_Description of the task_
From the entries below, copy out every line with "JSON" in it.

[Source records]
________________
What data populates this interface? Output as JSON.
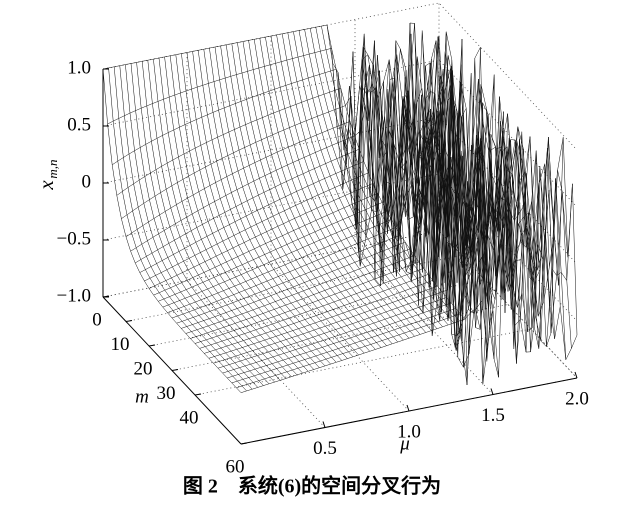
{
  "chart_data": {
    "type": "surface",
    "caption": "图 2　系统(6)的空间分叉行为",
    "zlabel": {
      "base": "x",
      "sub": "m,n"
    },
    "xlabel": "μ",
    "ylabel": "m",
    "zlim": [
      -1,
      1
    ],
    "zticks": [
      {
        "value": 1,
        "label": "1.0"
      },
      0.5,
      0,
      {
        "value": -0.5,
        "label": "−0.5"
      },
      {
        "value": -1,
        "label": "−1.0"
      }
    ],
    "xlim": [
      0,
      2
    ],
    "xticks": [
      0.5,
      {
        "value": 1,
        "label": "1.0"
      },
      1.5,
      {
        "value": 2,
        "label": "2.0"
      }
    ],
    "ylim": [
      0,
      60
    ],
    "yticks": [
      0,
      10,
      20,
      30,
      40,
      60
    ],
    "grid": true,
    "color": "#111111"
  }
}
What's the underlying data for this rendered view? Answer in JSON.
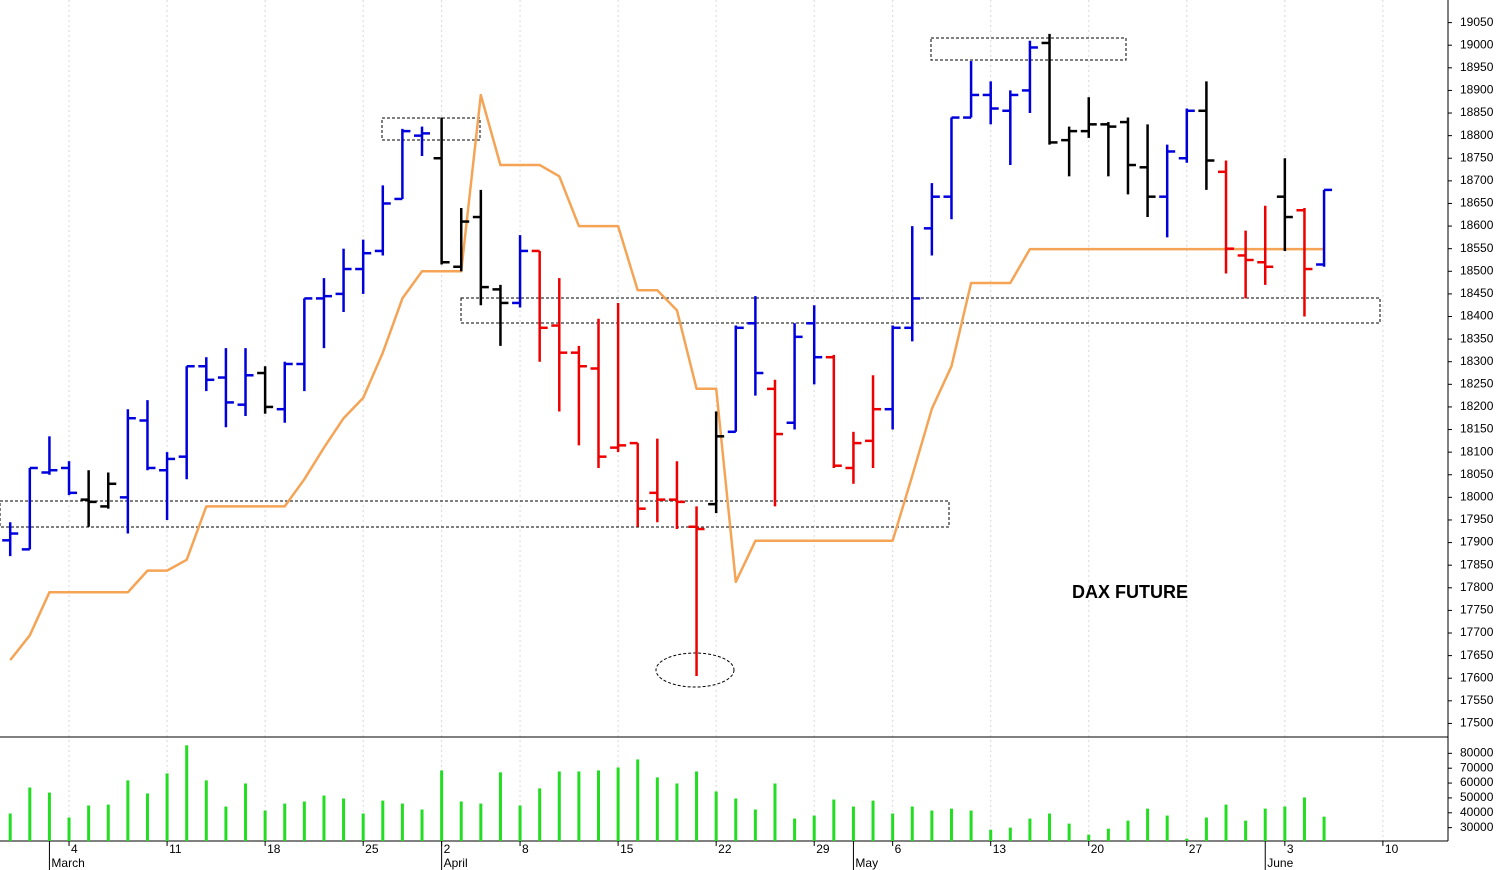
{
  "chart_data": [
    {
      "type": "ohlc",
      "annotation": "DAX FUTURE",
      "categories": [
        null,
        null,
        null,
        "4",
        null,
        null,
        null,
        null,
        "11",
        null,
        null,
        null,
        null,
        "18",
        null,
        null,
        null,
        null,
        "25",
        null,
        null,
        null,
        "2",
        null,
        null,
        null,
        "8",
        null,
        null,
        null,
        null,
        "15",
        null,
        null,
        null,
        null,
        "22",
        null,
        null,
        null,
        null,
        "29",
        null,
        null,
        null,
        "6",
        null,
        null,
        null,
        null,
        "13",
        null,
        null,
        null,
        null,
        "20",
        null,
        null,
        null,
        null,
        "27",
        null,
        null,
        null,
        null,
        "3",
        null,
        null,
        null,
        null,
        "10",
        null,
        null,
        null
      ],
      "months": [
        null,
        null,
        "March",
        null,
        null,
        null,
        null,
        null,
        null,
        null,
        null,
        null,
        null,
        null,
        null,
        null,
        null,
        null,
        null,
        null,
        null,
        null,
        "April",
        null,
        null,
        null,
        null,
        null,
        null,
        null,
        null,
        null,
        null,
        null,
        null,
        null,
        null,
        null,
        null,
        null,
        null,
        null,
        null,
        "May",
        null,
        null,
        null,
        null,
        null,
        null,
        null,
        null,
        null,
        null,
        null,
        null,
        null,
        null,
        null,
        null,
        null,
        null,
        null,
        null,
        "June",
        null,
        null,
        null,
        null,
        null,
        null,
        null,
        null
      ],
      "open": [
        17905,
        17885,
        18055,
        18065,
        17995,
        17980,
        18000,
        18170,
        18060,
        18090,
        18290,
        18265,
        18205,
        18275,
        18195,
        18295,
        18440,
        18450,
        18505,
        18545,
        18660,
        18800,
        18750,
        18510,
        18620,
        18460,
        18430,
        18545,
        18380,
        18320,
        18285,
        18110,
        18120,
        18010,
        17995,
        17935,
        17985,
        18145,
        18385,
        18240,
        18165,
        18385,
        18310,
        18065,
        18125,
        18195,
        18375,
        18595,
        18665,
        18840,
        18890,
        18855,
        18900,
        19005,
        18790,
        18810,
        18825,
        18830,
        18730,
        18665,
        18750,
        18855,
        18720,
        18535,
        18520,
        18665,
        18635,
        18515,
        null,
        null,
        null,
        null,
        null,
        null
      ],
      "high": [
        17945,
        18065,
        18135,
        18080,
        18060,
        18055,
        18195,
        18215,
        18100,
        18290,
        18310,
        18330,
        18330,
        18290,
        18300,
        18440,
        18485,
        18550,
        18570,
        18690,
        18815,
        18820,
        18840,
        18640,
        18680,
        18470,
        18580,
        18545,
        18485,
        18335,
        18395,
        18430,
        18120,
        18130,
        18080,
        17980,
        18190,
        18380,
        18445,
        18260,
        18385,
        18425,
        18315,
        18145,
        18270,
        18380,
        18600,
        18695,
        18840,
        18965,
        18920,
        18900,
        19010,
        19025,
        18820,
        18885,
        18830,
        18840,
        18825,
        18780,
        18860,
        18920,
        18745,
        18590,
        18645,
        18750,
        18640,
        18680,
        null,
        null,
        null,
        null,
        null,
        null
      ],
      "low": [
        17870,
        17885,
        18050,
        18005,
        17935,
        17975,
        17920,
        18060,
        17950,
        18040,
        18235,
        18155,
        18180,
        18185,
        18165,
        18235,
        18330,
        18410,
        18450,
        18535,
        18660,
        18755,
        18515,
        18500,
        18425,
        18335,
        18420,
        18300,
        18190,
        18115,
        18065,
        18100,
        17935,
        17945,
        17930,
        17605,
        17965,
        18145,
        18225,
        17980,
        18150,
        18250,
        18065,
        18030,
        18065,
        18150,
        18345,
        18535,
        18615,
        18840,
        18825,
        18735,
        18850,
        18780,
        18710,
        18795,
        18710,
        18670,
        18620,
        18575,
        18740,
        18680,
        18495,
        18440,
        18470,
        18545,
        18400,
        18510,
        null,
        null,
        null,
        null,
        null,
        null
      ],
      "close": [
        17920,
        18065,
        18060,
        18010,
        17990,
        18030,
        18175,
        18065,
        18085,
        18290,
        18260,
        18210,
        18270,
        18200,
        18295,
        18440,
        18445,
        18505,
        18540,
        18650,
        18810,
        18805,
        18520,
        18610,
        18465,
        18430,
        18545,
        18375,
        18320,
        18290,
        18090,
        18115,
        17975,
        17995,
        17990,
        17930,
        18135,
        18375,
        18275,
        18140,
        18355,
        18310,
        18070,
        18120,
        18195,
        18375,
        18440,
        18665,
        18840,
        18890,
        18860,
        18890,
        18995,
        18785,
        18810,
        18825,
        18820,
        18735,
        18665,
        18765,
        18855,
        18745,
        18550,
        18525,
        18510,
        18620,
        18505,
        18680,
        null,
        null,
        null,
        null,
        null,
        null
      ],
      "bar_colors": [
        "#0000dd",
        "#0000dd",
        "#0000dd",
        "#0000dd",
        "#000000",
        "#000000",
        "#0000dd",
        "#0000dd",
        "#0000dd",
        "#0000dd",
        "#0000dd",
        "#0000dd",
        "#0000dd",
        "#000000",
        "#0000dd",
        "#0000dd",
        "#0000dd",
        "#0000dd",
        "#0000dd",
        "#0000dd",
        "#0000dd",
        "#0000dd",
        "#000000",
        "#000000",
        "#000000",
        "#000000",
        "#0000dd",
        "#ee0000",
        "#ee0000",
        "#ee0000",
        "#ee0000",
        "#ee0000",
        "#ee0000",
        "#ee0000",
        "#ee0000",
        "#ee0000",
        "#000000",
        "#0000dd",
        "#0000dd",
        "#ee0000",
        "#0000dd",
        "#0000dd",
        "#ee0000",
        "#ee0000",
        "#ee0000",
        "#0000dd",
        "#0000dd",
        "#0000dd",
        "#0000dd",
        "#0000dd",
        "#0000dd",
        "#0000dd",
        "#0000dd",
        "#000000",
        "#000000",
        "#000000",
        "#000000",
        "#000000",
        "#000000",
        "#0000dd",
        "#0000dd",
        "#000000",
        "#ee0000",
        "#ee0000",
        "#ee0000",
        "#000000",
        "#ee0000",
        "#0000dd",
        null,
        null,
        null,
        null,
        null,
        null
      ],
      "line": {
        "color": "#f5a455",
        "values": [
          17640,
          17695,
          17790,
          17790,
          17790,
          17790,
          17790,
          17838,
          17838,
          17862,
          17980,
          17980,
          17980,
          17980,
          17980,
          18040,
          18110,
          18175,
          18220,
          18320,
          18440,
          18500,
          18500,
          18500,
          18890,
          18735,
          18735,
          18735,
          18710,
          18600,
          18600,
          18600,
          18458,
          18458,
          18414,
          18240,
          18240,
          17813,
          17904,
          17904,
          17904,
          17904,
          17904,
          17904,
          17904,
          17904,
          18048,
          18196,
          18290,
          18474,
          18474,
          18474,
          18549,
          18549,
          18549,
          18549,
          18549,
          18549,
          18549,
          18549,
          18549,
          18549,
          18549,
          18549,
          18549,
          18549,
          18549,
          18549,
          null,
          null,
          null,
          null,
          null,
          null
        ]
      },
      "ylim": [
        17470,
        19100
      ],
      "yticks": [
        17500,
        17550,
        17600,
        17650,
        17700,
        17750,
        17800,
        17850,
        17900,
        17950,
        18000,
        18050,
        18100,
        18150,
        18200,
        18250,
        18300,
        18350,
        18400,
        18450,
        18500,
        18550,
        18600,
        18650,
        18700,
        18750,
        18800,
        18850,
        18900,
        18950,
        19000,
        19050
      ],
      "grid": true
    },
    {
      "type": "bar",
      "color": "#22dd22",
      "values": [
        39500,
        57000,
        53600,
        36800,
        44900,
        45500,
        61800,
        53000,
        66500,
        85400,
        61800,
        44200,
        59700,
        41500,
        46200,
        47600,
        51600,
        49600,
        39500,
        48200,
        46200,
        42200,
        68500,
        47600,
        46200,
        67200,
        44900,
        56400,
        67800,
        67800,
        68500,
        70500,
        75900,
        63800,
        59700,
        67800,
        54300,
        49600,
        42200,
        59700,
        36100,
        38100,
        48900,
        44200,
        48200,
        39500,
        44200,
        41500,
        42800,
        41500,
        28600,
        30000,
        36100,
        39500,
        32700,
        25300,
        29300,
        34700,
        42800,
        38100,
        22600,
        36800,
        45500,
        34700,
        42800,
        44200,
        50300,
        37400,
        null,
        null,
        null,
        null,
        null,
        null
      ],
      "ylim": [
        21000,
        91000
      ],
      "yticks": [
        30000,
        40000,
        50000,
        60000,
        70000,
        80000
      ]
    }
  ]
}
________________
_Full output_
What data populates this interface? Output as JSON.
What's the underlying data for this rendered view? Answer in JSON.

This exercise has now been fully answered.